:: WHAT IS ASKED ::
Copy out every line of the records where the string "trip" occurs.

:: MATERIAL PROVIDED ::
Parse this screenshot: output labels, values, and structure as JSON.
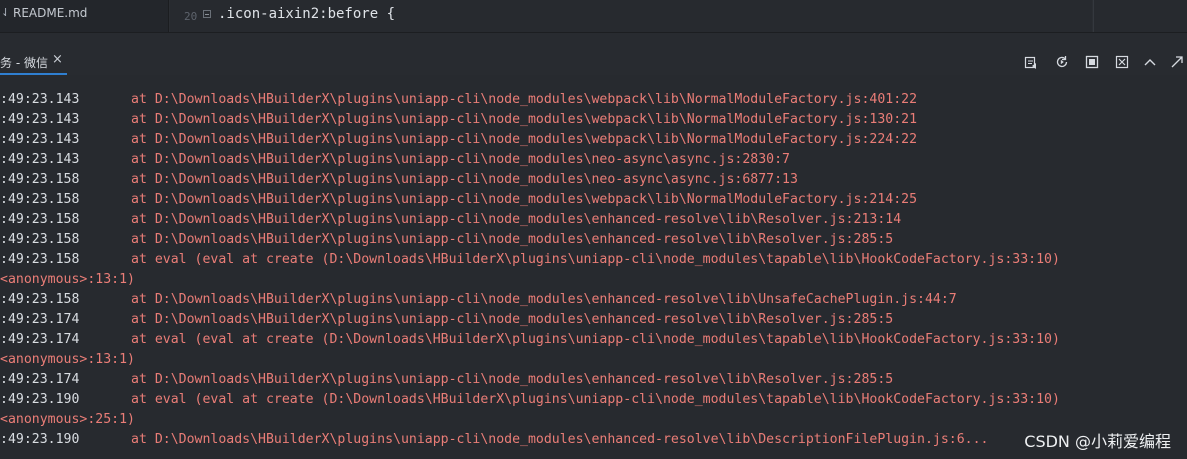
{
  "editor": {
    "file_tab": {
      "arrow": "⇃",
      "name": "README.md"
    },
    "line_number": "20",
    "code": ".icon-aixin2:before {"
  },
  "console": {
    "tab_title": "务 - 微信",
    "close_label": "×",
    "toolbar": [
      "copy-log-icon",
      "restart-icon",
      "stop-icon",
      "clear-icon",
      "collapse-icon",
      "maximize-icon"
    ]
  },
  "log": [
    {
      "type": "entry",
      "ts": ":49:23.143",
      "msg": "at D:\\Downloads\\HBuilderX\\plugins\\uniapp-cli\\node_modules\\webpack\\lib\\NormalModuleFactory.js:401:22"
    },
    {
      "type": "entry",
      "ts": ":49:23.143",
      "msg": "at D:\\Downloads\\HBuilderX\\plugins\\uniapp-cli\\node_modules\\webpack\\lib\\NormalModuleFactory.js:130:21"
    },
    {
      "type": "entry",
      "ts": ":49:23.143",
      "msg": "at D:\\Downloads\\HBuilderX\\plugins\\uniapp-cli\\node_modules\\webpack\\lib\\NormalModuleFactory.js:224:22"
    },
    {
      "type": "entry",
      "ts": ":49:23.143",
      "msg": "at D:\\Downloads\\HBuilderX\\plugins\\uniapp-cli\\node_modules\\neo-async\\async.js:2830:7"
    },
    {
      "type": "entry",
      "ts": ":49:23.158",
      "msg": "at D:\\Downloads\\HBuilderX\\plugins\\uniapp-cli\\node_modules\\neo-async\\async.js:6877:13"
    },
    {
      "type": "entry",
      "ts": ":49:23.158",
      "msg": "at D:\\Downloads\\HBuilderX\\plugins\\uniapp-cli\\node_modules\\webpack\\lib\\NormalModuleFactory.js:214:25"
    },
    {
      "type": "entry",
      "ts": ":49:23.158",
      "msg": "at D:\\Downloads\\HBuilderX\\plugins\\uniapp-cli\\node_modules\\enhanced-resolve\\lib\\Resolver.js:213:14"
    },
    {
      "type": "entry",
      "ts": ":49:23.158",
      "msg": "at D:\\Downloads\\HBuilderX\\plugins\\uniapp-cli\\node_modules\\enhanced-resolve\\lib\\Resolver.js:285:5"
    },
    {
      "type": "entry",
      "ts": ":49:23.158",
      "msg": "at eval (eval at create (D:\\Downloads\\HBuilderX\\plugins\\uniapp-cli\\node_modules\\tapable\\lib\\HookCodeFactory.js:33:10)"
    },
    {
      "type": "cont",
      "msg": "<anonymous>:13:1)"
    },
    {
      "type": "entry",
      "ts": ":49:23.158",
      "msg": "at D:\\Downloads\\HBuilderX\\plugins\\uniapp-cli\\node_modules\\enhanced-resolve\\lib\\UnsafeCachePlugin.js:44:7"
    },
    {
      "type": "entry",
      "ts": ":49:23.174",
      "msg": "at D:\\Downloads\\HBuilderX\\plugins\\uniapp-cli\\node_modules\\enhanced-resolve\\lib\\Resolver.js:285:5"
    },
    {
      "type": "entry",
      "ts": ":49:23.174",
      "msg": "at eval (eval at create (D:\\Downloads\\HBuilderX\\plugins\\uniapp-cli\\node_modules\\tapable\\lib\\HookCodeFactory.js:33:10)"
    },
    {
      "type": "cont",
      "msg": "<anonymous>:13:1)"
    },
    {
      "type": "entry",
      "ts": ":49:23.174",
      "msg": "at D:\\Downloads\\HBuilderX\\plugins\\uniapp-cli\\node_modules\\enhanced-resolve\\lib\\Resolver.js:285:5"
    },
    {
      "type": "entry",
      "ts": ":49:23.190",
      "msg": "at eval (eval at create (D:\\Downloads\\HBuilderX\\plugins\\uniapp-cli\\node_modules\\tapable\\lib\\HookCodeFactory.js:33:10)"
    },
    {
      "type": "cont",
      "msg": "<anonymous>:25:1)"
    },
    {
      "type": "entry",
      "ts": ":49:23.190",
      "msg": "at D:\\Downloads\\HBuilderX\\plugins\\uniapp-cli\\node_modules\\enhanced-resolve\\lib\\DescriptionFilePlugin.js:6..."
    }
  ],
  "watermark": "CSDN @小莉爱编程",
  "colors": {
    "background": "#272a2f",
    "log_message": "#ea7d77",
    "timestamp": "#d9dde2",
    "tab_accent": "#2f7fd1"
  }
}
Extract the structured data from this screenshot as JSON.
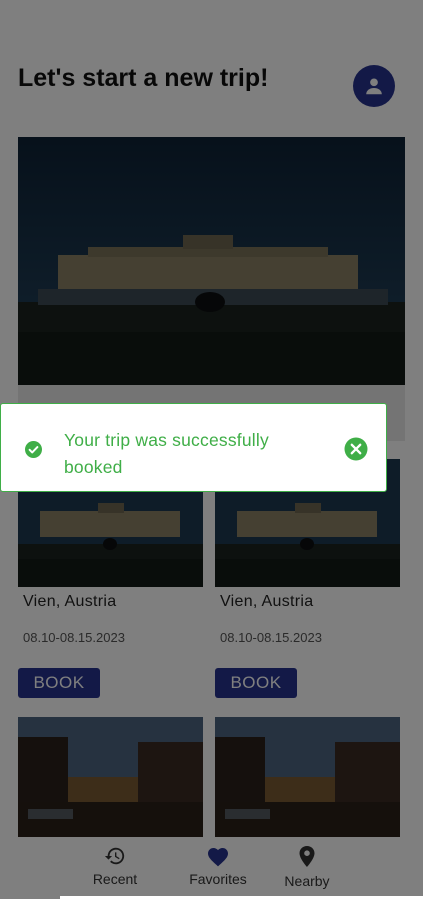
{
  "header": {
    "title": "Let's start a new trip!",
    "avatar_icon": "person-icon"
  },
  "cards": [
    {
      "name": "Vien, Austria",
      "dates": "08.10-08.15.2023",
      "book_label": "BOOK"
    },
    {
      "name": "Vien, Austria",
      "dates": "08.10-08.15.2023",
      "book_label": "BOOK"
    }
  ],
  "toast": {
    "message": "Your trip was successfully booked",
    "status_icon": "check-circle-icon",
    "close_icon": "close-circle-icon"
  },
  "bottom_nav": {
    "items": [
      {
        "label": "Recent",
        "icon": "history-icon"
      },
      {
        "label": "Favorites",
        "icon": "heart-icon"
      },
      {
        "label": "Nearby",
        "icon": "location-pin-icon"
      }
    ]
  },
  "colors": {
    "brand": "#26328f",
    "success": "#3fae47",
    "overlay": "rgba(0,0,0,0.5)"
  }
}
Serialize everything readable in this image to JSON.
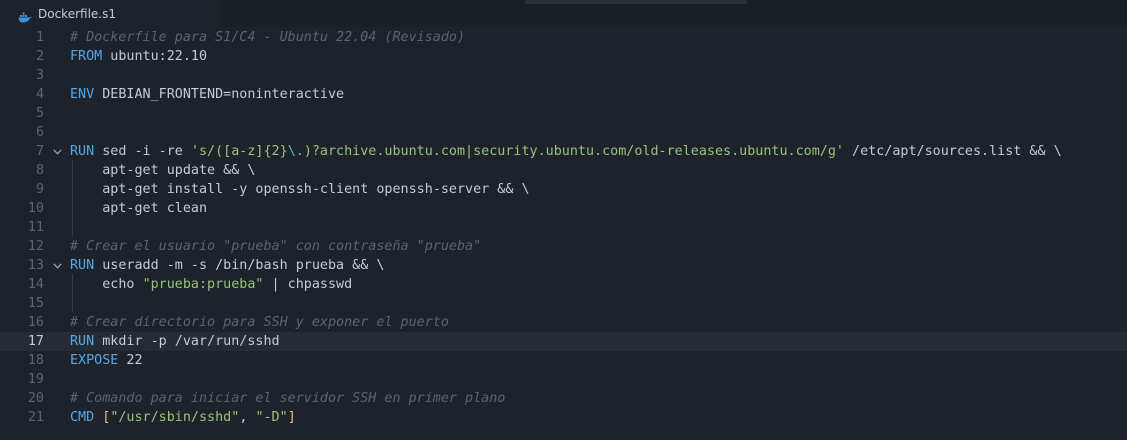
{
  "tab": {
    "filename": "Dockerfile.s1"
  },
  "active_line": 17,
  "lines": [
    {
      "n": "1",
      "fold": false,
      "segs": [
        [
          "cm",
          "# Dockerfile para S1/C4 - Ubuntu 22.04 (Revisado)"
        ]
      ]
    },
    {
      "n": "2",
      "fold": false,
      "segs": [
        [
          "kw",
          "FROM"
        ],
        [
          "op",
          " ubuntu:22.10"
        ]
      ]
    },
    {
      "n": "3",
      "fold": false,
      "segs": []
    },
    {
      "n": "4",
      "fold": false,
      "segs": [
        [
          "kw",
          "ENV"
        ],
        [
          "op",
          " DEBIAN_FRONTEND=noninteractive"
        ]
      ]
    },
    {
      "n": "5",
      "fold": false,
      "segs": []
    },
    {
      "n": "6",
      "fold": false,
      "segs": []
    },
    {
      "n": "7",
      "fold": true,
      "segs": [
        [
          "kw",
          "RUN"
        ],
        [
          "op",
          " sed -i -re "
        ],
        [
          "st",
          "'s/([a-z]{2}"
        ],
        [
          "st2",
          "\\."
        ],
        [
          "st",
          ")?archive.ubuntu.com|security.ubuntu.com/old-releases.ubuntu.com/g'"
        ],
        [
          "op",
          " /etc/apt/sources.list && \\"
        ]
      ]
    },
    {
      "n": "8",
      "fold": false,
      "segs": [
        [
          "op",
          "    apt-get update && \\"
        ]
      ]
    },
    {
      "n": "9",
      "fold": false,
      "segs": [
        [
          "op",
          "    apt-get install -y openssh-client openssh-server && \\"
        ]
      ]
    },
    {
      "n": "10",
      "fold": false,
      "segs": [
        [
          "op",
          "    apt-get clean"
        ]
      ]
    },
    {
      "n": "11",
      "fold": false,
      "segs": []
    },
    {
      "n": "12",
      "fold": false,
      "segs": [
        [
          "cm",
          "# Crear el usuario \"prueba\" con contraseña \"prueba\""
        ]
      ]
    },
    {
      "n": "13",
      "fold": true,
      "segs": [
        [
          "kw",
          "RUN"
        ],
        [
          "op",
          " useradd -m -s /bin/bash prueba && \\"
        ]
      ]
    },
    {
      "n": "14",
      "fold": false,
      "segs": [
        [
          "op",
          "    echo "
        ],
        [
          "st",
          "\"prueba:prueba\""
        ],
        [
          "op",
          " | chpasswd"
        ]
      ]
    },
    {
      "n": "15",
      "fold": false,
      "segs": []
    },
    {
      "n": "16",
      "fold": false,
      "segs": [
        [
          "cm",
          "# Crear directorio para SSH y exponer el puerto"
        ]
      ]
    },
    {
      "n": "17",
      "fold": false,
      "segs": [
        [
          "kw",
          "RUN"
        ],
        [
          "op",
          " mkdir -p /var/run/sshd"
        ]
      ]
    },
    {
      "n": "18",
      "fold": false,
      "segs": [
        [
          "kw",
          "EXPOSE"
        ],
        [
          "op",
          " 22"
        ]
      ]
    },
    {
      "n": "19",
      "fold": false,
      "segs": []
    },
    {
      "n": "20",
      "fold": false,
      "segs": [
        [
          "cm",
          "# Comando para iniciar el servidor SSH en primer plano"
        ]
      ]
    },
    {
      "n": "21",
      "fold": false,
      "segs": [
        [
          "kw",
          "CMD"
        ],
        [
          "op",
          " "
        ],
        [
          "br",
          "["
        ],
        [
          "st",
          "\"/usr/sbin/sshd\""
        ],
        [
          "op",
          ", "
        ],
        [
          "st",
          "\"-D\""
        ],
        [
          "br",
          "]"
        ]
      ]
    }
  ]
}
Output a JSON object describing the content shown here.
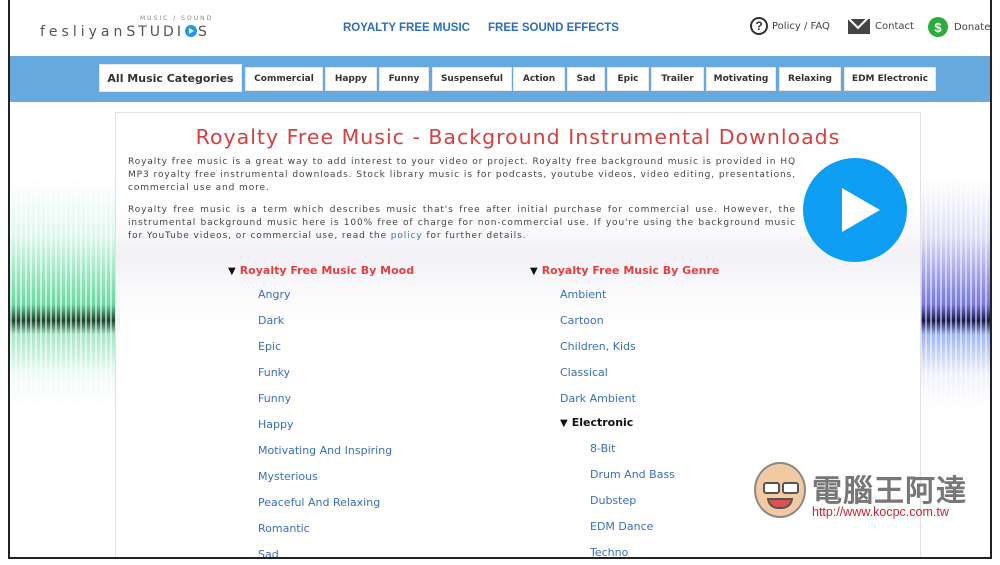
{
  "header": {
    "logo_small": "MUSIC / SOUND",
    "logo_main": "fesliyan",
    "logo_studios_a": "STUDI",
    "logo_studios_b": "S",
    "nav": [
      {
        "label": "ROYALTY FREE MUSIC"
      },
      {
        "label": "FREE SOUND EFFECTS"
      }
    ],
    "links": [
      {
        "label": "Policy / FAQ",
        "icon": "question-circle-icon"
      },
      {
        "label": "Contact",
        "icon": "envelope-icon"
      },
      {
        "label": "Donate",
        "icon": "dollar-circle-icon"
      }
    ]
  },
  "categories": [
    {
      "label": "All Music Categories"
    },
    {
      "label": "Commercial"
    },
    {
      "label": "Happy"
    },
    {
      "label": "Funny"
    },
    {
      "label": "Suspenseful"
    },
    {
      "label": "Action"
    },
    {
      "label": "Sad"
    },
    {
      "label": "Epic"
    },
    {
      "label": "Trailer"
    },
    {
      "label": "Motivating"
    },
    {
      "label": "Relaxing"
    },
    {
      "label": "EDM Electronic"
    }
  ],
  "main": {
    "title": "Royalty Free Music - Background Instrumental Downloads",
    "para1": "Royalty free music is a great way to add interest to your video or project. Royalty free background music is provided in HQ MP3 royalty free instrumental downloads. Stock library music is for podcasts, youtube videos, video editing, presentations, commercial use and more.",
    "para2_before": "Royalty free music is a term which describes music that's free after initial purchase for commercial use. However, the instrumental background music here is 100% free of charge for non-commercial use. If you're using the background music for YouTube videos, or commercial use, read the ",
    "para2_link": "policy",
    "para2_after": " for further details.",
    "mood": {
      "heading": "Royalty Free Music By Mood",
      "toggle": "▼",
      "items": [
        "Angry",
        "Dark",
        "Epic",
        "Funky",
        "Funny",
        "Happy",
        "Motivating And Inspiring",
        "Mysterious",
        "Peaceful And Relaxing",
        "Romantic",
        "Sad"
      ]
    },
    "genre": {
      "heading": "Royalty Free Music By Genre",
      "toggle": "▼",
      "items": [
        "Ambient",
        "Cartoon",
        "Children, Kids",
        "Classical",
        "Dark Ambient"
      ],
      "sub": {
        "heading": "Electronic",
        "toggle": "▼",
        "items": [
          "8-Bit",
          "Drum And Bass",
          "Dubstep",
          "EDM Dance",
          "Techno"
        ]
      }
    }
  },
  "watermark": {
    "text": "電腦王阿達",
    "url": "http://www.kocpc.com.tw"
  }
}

:: RESULT FOR THIS EXERCISE ::
    "title": "Let's start a new trip!",
    "message": "Your trip was successfully booked",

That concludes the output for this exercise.